» **Instructions to follow**
Copy out every line in which the string "Sturz" occurs.

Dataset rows
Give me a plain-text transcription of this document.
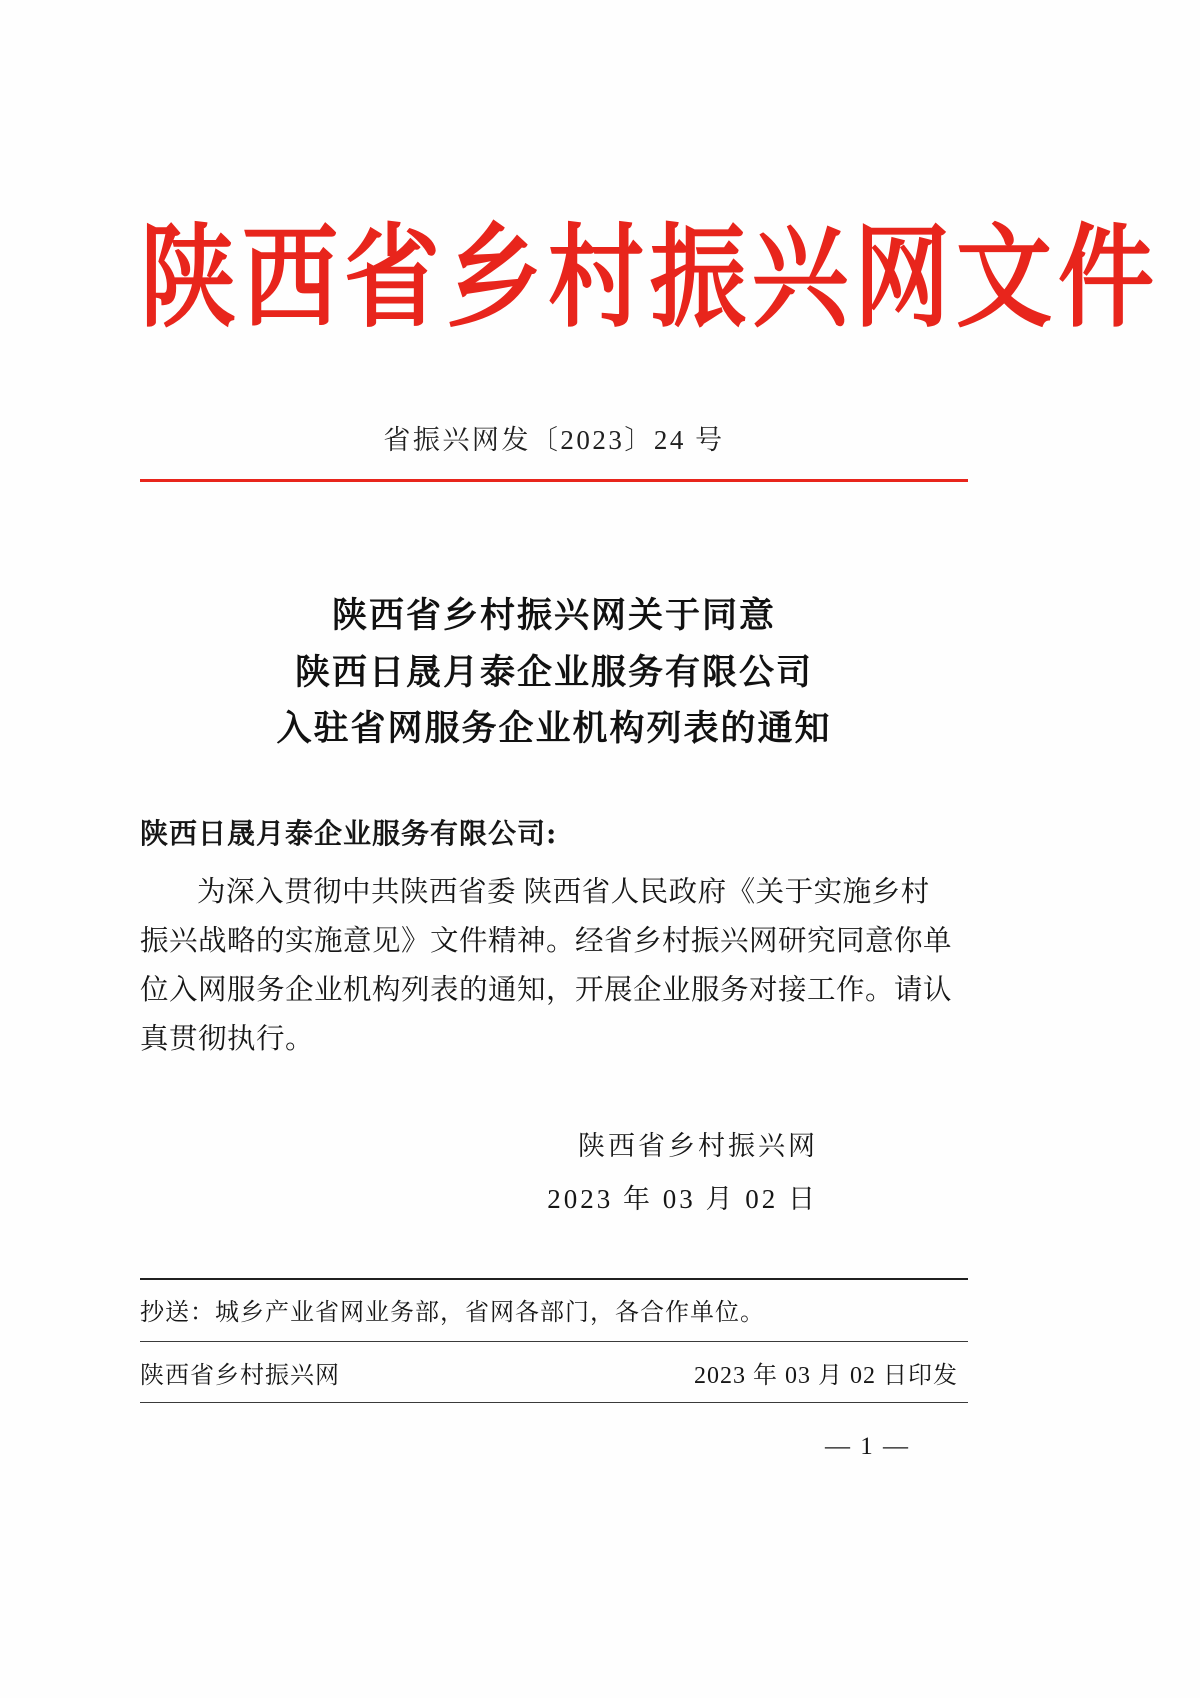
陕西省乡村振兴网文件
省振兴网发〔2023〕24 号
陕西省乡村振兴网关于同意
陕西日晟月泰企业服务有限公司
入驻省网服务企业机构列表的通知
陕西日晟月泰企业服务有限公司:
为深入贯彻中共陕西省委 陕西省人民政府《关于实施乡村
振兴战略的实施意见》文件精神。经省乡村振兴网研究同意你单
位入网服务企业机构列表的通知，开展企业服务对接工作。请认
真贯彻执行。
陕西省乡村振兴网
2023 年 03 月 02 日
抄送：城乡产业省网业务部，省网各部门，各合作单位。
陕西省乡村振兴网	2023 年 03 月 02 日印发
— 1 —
...
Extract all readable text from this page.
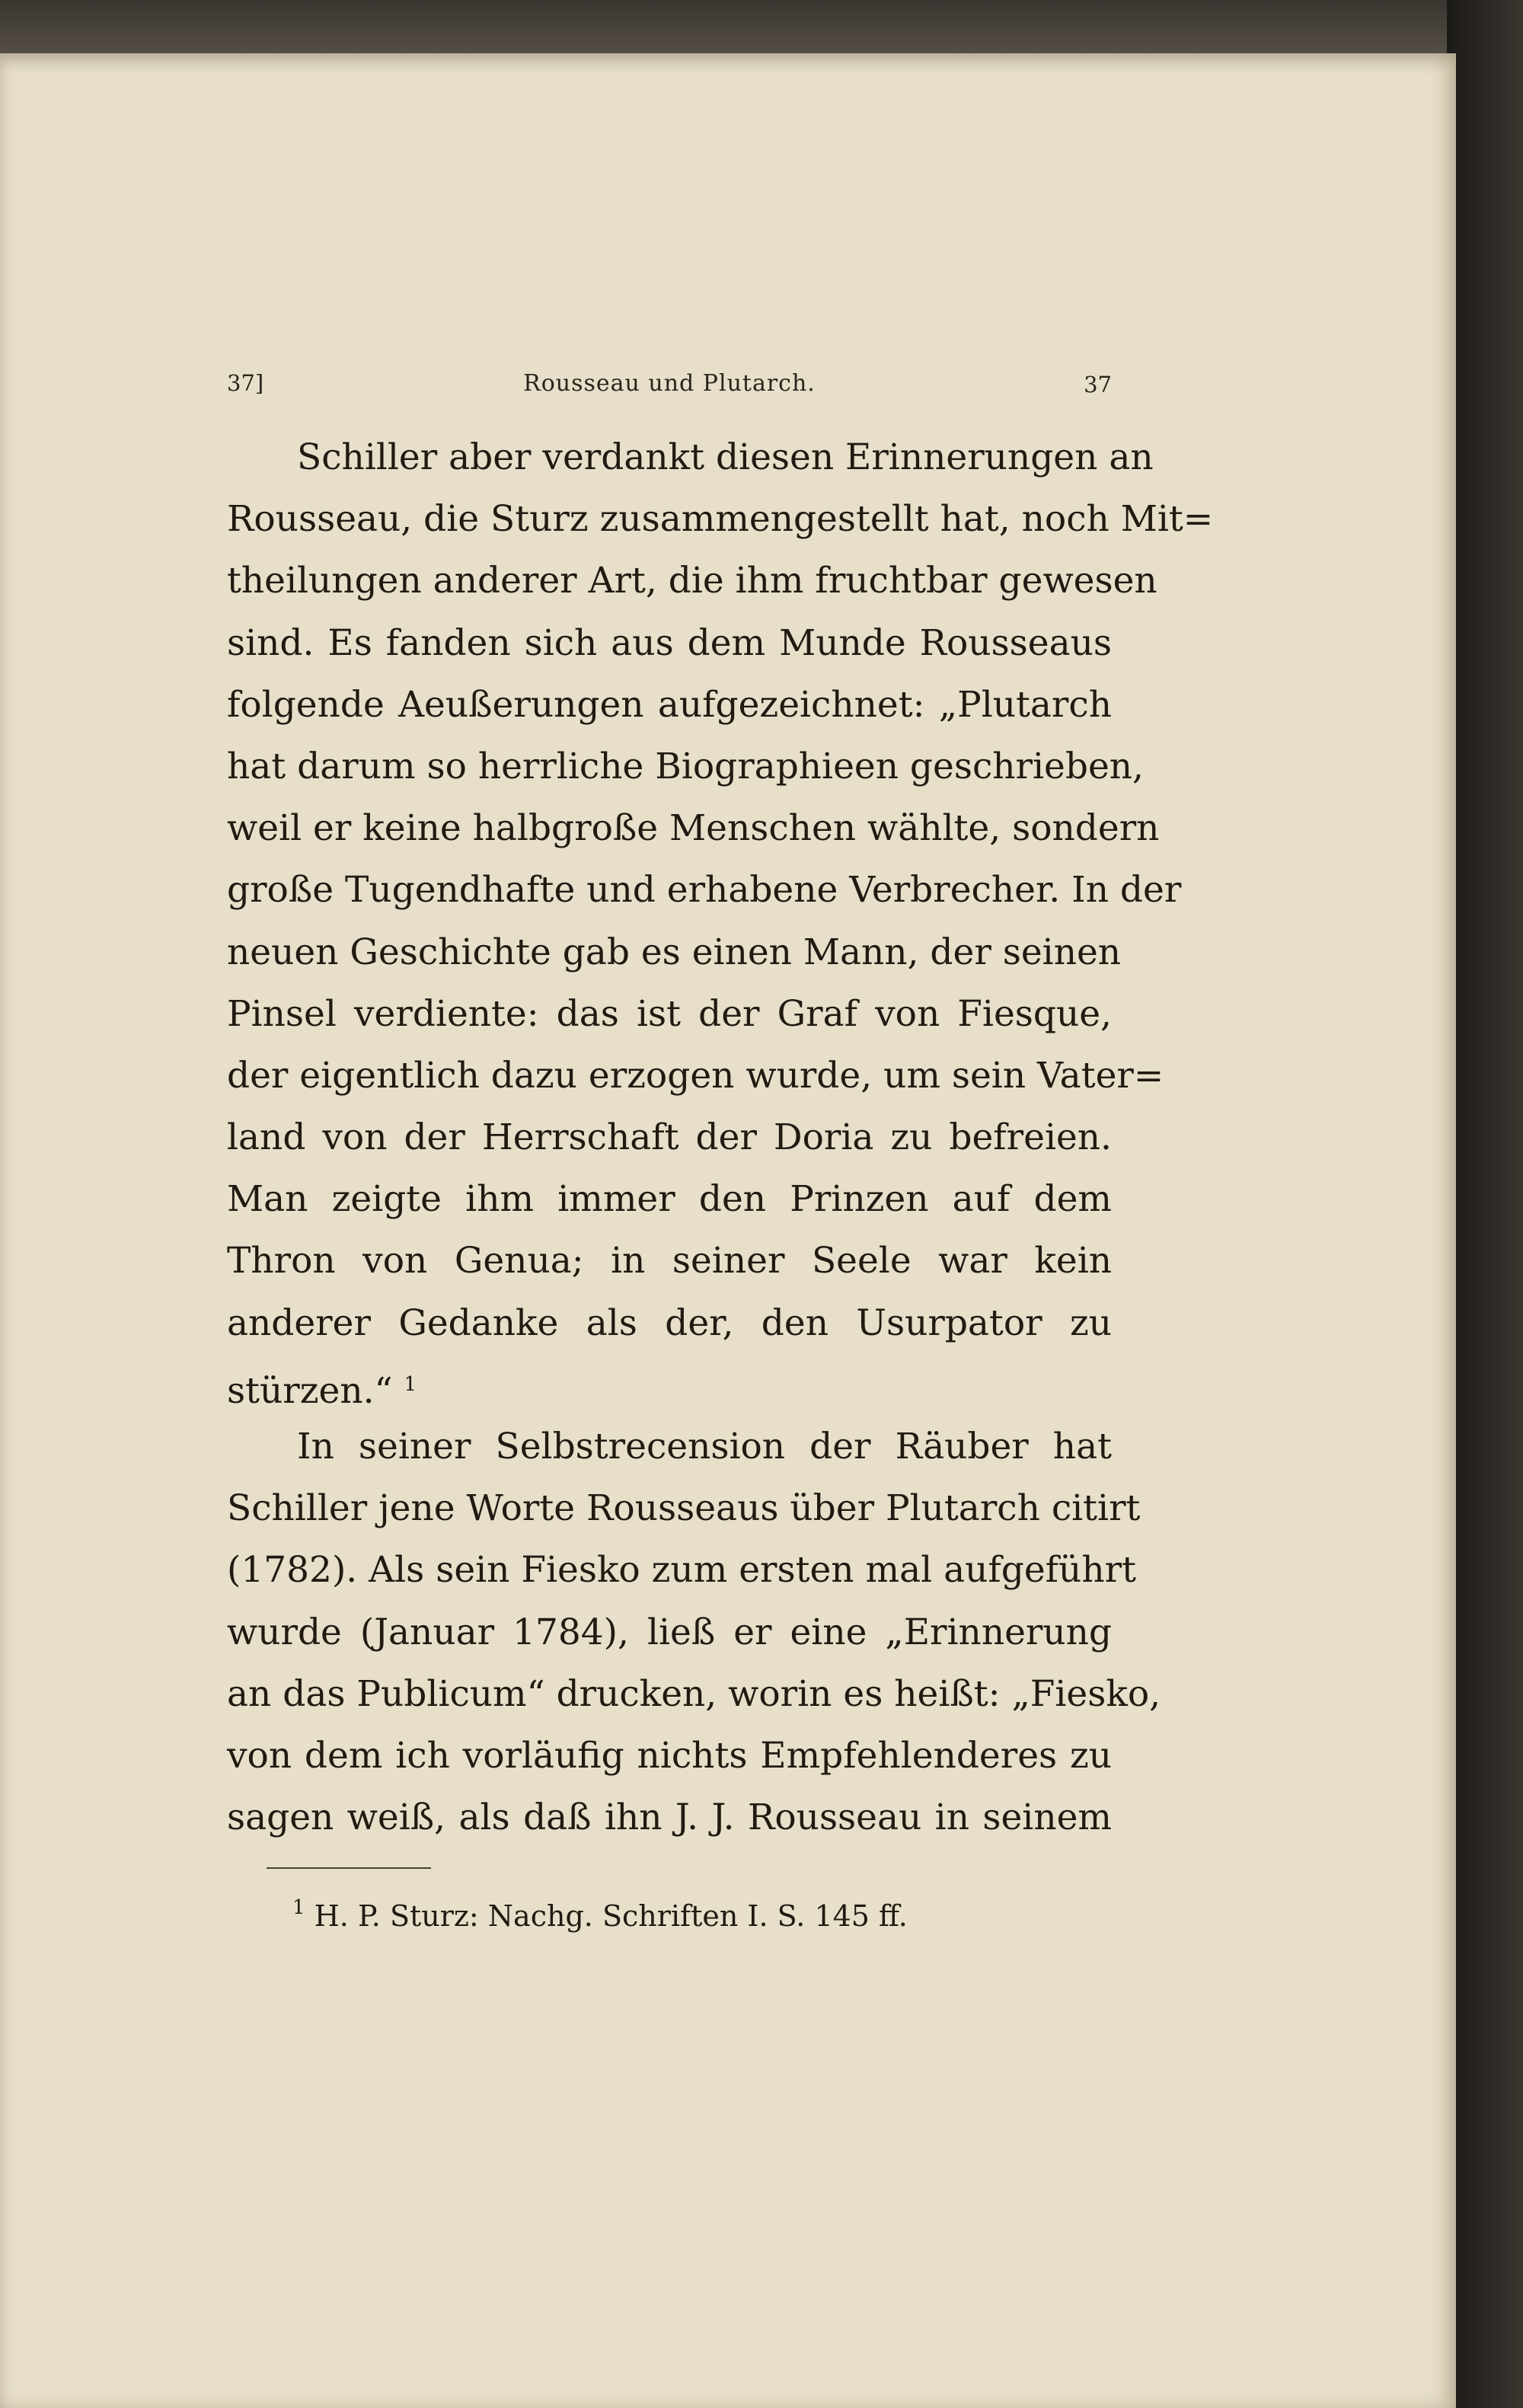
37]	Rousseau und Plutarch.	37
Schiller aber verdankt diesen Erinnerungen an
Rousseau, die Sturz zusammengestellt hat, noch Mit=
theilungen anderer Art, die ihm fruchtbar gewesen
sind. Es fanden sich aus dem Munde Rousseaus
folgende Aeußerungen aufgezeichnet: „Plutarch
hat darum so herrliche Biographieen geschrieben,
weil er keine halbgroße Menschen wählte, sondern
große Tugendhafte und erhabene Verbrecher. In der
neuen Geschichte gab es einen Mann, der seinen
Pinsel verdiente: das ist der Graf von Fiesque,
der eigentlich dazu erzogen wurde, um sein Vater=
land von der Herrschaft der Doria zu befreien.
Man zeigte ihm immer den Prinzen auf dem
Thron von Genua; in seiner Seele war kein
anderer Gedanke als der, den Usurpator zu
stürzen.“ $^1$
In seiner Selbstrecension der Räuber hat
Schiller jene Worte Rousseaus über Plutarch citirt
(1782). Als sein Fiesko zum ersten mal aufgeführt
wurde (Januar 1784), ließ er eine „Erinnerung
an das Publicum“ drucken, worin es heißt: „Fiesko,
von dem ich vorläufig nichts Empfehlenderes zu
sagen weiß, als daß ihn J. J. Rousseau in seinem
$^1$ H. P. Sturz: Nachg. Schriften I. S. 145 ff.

» **Task response**
Rousseau, die Sturz zusammengestellt hat, noch Mit=
$^1$ H. P. Sturz: Nachg. Schriften I. S. 145 ff.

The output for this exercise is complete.